# [Directions]
Gather each line of the entries below that includes "label".

# [Available data]

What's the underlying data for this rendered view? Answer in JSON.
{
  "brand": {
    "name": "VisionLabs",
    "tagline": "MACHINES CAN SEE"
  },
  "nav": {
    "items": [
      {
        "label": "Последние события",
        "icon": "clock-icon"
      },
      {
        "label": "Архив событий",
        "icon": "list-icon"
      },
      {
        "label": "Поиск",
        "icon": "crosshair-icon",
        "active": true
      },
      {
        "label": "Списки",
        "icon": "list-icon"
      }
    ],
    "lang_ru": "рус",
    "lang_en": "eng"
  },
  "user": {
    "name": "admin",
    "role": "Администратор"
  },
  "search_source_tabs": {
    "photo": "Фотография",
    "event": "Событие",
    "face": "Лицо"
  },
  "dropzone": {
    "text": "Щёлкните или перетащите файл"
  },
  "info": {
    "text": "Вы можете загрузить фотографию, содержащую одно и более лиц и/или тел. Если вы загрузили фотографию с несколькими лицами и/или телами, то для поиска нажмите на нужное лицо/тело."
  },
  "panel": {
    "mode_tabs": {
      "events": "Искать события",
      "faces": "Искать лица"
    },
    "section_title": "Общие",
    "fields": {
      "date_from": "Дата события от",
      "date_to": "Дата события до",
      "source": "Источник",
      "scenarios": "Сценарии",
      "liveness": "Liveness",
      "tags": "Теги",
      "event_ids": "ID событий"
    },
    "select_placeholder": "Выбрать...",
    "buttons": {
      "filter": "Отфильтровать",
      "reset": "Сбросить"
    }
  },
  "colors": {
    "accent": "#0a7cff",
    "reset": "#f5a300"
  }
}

# [The result]
        "label": "Последние события",
        "label": "Архив событий",
        "label": "Поиск",
        "label": "Списки",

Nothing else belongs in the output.